▸ **Task directions**:
Reproduce every line of the records below verbatim, keeping each character, symbol and number unchanged.

====

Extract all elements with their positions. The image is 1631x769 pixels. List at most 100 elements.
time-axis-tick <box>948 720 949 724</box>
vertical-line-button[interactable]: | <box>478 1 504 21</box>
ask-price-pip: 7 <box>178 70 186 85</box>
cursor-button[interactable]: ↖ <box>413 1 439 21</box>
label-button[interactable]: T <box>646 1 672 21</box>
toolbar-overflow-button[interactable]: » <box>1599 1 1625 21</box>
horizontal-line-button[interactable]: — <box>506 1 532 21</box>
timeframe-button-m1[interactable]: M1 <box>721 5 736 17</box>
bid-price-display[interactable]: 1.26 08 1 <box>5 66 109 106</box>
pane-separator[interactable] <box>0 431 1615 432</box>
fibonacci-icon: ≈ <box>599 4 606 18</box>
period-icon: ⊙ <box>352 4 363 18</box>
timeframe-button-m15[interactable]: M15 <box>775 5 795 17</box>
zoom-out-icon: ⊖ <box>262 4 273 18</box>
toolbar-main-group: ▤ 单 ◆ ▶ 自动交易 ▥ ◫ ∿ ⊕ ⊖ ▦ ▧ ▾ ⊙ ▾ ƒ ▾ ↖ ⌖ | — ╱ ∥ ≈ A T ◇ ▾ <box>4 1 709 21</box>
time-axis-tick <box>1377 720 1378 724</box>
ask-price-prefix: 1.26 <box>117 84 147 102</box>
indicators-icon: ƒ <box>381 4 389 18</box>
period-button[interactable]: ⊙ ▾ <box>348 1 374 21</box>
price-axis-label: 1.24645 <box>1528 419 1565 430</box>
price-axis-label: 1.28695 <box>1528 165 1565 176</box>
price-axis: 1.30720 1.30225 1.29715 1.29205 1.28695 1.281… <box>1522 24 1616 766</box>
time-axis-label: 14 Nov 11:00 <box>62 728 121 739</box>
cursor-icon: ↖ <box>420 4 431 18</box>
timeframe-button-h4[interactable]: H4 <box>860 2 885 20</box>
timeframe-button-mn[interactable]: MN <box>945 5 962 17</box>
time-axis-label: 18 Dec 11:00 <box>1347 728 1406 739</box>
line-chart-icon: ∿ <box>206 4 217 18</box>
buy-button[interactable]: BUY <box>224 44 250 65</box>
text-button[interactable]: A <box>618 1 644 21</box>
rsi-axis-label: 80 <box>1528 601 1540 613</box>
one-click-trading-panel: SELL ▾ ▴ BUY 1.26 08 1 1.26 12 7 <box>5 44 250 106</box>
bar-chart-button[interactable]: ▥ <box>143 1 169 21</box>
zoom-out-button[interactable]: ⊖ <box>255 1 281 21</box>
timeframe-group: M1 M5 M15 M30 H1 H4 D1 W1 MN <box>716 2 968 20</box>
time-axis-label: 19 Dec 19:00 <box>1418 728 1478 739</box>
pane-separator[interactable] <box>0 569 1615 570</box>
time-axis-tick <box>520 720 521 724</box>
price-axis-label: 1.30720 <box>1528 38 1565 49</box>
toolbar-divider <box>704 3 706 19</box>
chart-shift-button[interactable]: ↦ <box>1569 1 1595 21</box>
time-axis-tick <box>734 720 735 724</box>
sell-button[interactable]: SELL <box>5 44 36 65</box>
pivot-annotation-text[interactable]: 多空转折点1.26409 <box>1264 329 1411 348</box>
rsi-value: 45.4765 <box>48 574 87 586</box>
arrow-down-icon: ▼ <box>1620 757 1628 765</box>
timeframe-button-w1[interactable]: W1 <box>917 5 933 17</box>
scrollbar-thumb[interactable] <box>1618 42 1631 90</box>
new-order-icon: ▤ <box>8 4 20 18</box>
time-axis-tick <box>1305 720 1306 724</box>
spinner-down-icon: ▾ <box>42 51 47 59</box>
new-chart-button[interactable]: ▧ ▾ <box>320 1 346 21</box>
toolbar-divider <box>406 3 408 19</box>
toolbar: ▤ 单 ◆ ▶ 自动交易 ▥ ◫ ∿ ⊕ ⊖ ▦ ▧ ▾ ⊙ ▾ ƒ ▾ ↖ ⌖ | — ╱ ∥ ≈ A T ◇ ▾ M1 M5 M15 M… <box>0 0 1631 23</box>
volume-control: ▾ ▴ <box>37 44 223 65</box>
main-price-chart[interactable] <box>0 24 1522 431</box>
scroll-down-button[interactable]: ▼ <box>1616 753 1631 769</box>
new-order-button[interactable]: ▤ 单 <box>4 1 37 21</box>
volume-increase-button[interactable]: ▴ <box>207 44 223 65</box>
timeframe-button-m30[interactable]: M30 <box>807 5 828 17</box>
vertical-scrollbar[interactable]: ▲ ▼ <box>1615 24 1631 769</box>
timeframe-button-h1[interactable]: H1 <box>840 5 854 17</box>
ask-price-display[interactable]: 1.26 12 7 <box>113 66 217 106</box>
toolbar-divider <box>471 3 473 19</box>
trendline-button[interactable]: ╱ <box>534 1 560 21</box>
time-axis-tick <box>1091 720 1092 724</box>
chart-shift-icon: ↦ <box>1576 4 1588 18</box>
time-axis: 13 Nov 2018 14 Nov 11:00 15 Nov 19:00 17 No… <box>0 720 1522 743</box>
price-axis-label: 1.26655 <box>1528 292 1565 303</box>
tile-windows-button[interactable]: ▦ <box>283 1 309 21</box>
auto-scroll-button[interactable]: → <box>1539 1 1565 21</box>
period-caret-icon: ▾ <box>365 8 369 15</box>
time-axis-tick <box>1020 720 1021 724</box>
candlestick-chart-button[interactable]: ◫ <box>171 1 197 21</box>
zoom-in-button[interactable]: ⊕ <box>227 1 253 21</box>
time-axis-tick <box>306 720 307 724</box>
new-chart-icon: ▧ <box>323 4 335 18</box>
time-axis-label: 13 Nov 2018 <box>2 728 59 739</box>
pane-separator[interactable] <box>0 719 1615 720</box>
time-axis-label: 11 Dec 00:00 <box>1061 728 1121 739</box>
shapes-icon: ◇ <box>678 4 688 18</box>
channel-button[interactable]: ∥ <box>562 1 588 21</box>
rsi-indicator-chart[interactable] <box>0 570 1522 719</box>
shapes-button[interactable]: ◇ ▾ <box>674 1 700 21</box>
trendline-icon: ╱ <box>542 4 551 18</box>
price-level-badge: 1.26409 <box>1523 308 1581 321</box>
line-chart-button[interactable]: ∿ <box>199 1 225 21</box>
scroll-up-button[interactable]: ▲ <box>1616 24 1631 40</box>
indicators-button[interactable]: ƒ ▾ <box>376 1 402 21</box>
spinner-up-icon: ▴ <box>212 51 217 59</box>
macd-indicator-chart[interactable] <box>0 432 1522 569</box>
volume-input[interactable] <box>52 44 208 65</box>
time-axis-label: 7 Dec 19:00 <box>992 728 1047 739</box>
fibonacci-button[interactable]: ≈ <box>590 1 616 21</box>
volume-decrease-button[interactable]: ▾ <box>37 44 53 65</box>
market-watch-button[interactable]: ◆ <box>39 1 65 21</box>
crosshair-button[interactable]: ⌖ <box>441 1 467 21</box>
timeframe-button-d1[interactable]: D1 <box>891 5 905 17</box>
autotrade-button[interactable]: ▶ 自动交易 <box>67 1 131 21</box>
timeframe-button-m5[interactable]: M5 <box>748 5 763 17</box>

====

▸ **Result**:
Extract all elements with their positions. The image is 1631x769 pixels. List at most 100 elements.
time-axis-tick <box>948 720 949 724</box>
vertical-line-button[interactable]: | <box>478 1 504 21</box>
ask-price-pip: 7 <box>178 70 186 85</box>
cursor-button[interactable]: ↖ <box>413 1 439 21</box>
label-button[interactable]: T <box>646 1 672 21</box>
toolbar-overflow-button[interactable]: » <box>1599 1 1625 21</box>
horizontal-line-button[interactable]: — <box>506 1 532 21</box>
timeframe-button-m1[interactable]: M1 <box>721 5 736 17</box>
bid-price-display[interactable]: 1.26 08 1 <box>5 66 109 106</box>
pane-separator[interactable] <box>0 431 1615 432</box>
fibonacci-icon: ≈ <box>599 4 606 18</box>
period-icon: ⊙ <box>352 4 363 18</box>
timeframe-button-m15[interactable]: M15 <box>775 5 795 17</box>
zoom-out-icon: ⊖ <box>262 4 273 18</box>
toolbar-main-group: ▤ 单 ◆ ▶ 自动交易 ▥ ◫ ∿ ⊕ ⊖ ▦ ▧ ▾ ⊙ ▾ ƒ ▾ ↖ ⌖ | — ╱ ∥ ≈ A T ◇ ▾ <box>4 1 709 21</box>
time-axis-tick <box>1377 720 1378 724</box>
ask-price-prefix: 1.26 <box>117 84 147 102</box>
indicators-icon: ƒ <box>381 4 389 18</box>
period-button[interactable]: ⊙ ▾ <box>348 1 374 21</box>
price-axis-label: 1.24645 <box>1528 419 1565 430</box>
price-axis-label: 1.28695 <box>1528 165 1565 176</box>
price-axis: 1.30720 1.30225 1.29715 1.29205 1.28695 1.281… <box>1522 24 1616 766</box>
time-axis-label: 14 Nov 11:00 <box>62 728 121 739</box>
cursor-icon: ↖ <box>420 4 431 18</box>
timeframe-button-h4[interactable]: H4 <box>860 2 885 20</box>
timeframe-button-mn[interactable]: MN <box>945 5 962 17</box>
time-axis-label: 18 Dec 11:00 <box>1347 728 1406 739</box>
line-chart-icon: ∿ <box>206 4 217 18</box>
buy-button[interactable]: BUY <box>224 44 250 65</box>
text-button[interactable]: A <box>618 1 644 21</box>
rsi-axis-label: 80 <box>1528 601 1540 613</box>
one-click-trading-panel: SELL ▾ ▴ BUY 1.26 08 1 1.26 12 7 <box>5 44 250 106</box>
bar-chart-button[interactable]: ▥ <box>143 1 169 21</box>
zoom-out-button[interactable]: ⊖ <box>255 1 281 21</box>
timeframe-group: M1 M5 M15 M30 H1 H4 D1 W1 MN <box>716 2 968 20</box>
time-axis-label: 19 Dec 19:00 <box>1418 728 1478 739</box>
pane-separator[interactable] <box>0 569 1615 570</box>
time-axis-tick <box>520 720 521 724</box>
price-axis-label: 1.30720 <box>1528 38 1565 49</box>
toolbar-divider <box>704 3 706 19</box>
chart-shift-button[interactable]: ↦ <box>1569 1 1595 21</box>
time-axis-tick <box>734 720 735 724</box>
sell-button[interactable]: SELL <box>5 44 36 65</box>
pivot-annotation-text[interactable]: 多空转折点1.26409 <box>1264 329 1411 348</box>
rsi-value: 45.4765 <box>48 574 87 586</box>
arrow-down-icon: ▼ <box>1620 757 1628 765</box>
timeframe-button-w1[interactable]: W1 <box>917 5 933 17</box>
scrollbar-thumb[interactable] <box>1618 42 1631 90</box>
new-order-icon: ▤ <box>8 4 20 18</box>
time-axis-tick <box>1305 720 1306 724</box>
spinner-down-icon: ▾ <box>42 51 47 59</box>
new-chart-button[interactable]: ▧ ▾ <box>320 1 346 21</box>
toolbar-divider <box>406 3 408 19</box>
toolbar: ▤ 单 ◆ ▶ 自动交易 ▥ ◫ ∿ ⊕ ⊖ ▦ ▧ ▾ ⊙ ▾ ƒ ▾ ↖ ⌖ | — ╱ ∥ ≈ A T ◇ ▾ M1 M5 M15 M… <box>0 0 1631 23</box>
volume-control: ▾ ▴ <box>37 44 223 65</box>
main-price-chart[interactable] <box>0 24 1522 431</box>
scroll-down-button[interactable]: ▼ <box>1616 753 1631 769</box>
new-order-button[interactable]: ▤ 单 <box>4 1 37 21</box>
volume-increase-button[interactable]: ▴ <box>207 44 223 65</box>
timeframe-button-m30[interactable]: M30 <box>807 5 828 17</box>
vertical-scrollbar[interactable]: ▲ ▼ <box>1615 24 1631 769</box>
timeframe-button-h1[interactable]: H1 <box>840 5 854 17</box>
ask-price-display[interactable]: 1.26 12 7 <box>113 66 217 106</box>
toolbar-divider <box>471 3 473 19</box>
trendline-button[interactable]: ╱ <box>534 1 560 21</box>
time-axis-tick <box>1091 720 1092 724</box>
chart-shift-icon: ↦ <box>1576 4 1588 18</box>
time-axis: 13 Nov 2018 14 Nov 11:00 15 Nov 19:00 17 No… <box>0 720 1522 743</box>
price-axis-label: 1.26655 <box>1528 292 1565 303</box>
tile-windows-button[interactable]: ▦ <box>283 1 309 21</box>
auto-scroll-button[interactable]: → <box>1539 1 1565 21</box>
period-caret-icon: ▾ <box>365 8 369 15</box>
time-axis-tick <box>1020 720 1021 724</box>
candlestick-chart-button[interactable]: ◫ <box>171 1 197 21</box>
zoom-in-button[interactable]: ⊕ <box>227 1 253 21</box>
time-axis-tick <box>306 720 307 724</box>
new-chart-icon: ▧ <box>323 4 335 18</box>
time-axis-label: 13 Nov 2018 <box>2 728 59 739</box>
pane-separator[interactable] <box>0 719 1615 720</box>
time-axis-label: 11 Dec 00:00 <box>1061 728 1121 739</box>
shapes-icon: ◇ <box>678 4 688 18</box>
channel-button[interactable]: ∥ <box>562 1 588 21</box>
rsi-indicator-chart[interactable] <box>0 570 1522 719</box>
shapes-button[interactable]: ◇ ▾ <box>674 1 700 21</box>
trendline-icon: ╱ <box>542 4 551 18</box>
price-level-badge: 1.26409 <box>1523 308 1581 321</box>
line-chart-button[interactable]: ∿ <box>199 1 225 21</box>
scroll-up-button[interactable]: ▲ <box>1616 24 1631 40</box>
indicators-button[interactable]: ƒ ▾ <box>376 1 402 21</box>
spinner-up-icon: ▴ <box>212 51 217 59</box>
macd-indicator-chart[interactable] <box>0 432 1522 569</box>
volume-input[interactable] <box>52 44 208 65</box>
time-axis-label: 7 Dec 19:00 <box>992 728 1047 739</box>
fibonacci-button[interactable]: ≈ <box>590 1 616 21</box>
volume-decrease-button[interactable]: ▾ <box>37 44 53 65</box>
market-watch-button[interactable]: ◆ <box>39 1 65 21</box>
crosshair-button[interactable]: ⌖ <box>441 1 467 21</box>
timeframe-button-d1[interactable]: D1 <box>891 5 905 17</box>
autotrade-button[interactable]: ▶ 自动交易 <box>67 1 131 21</box>
timeframe-button-m5[interactable]: M5 <box>748 5 763 17</box>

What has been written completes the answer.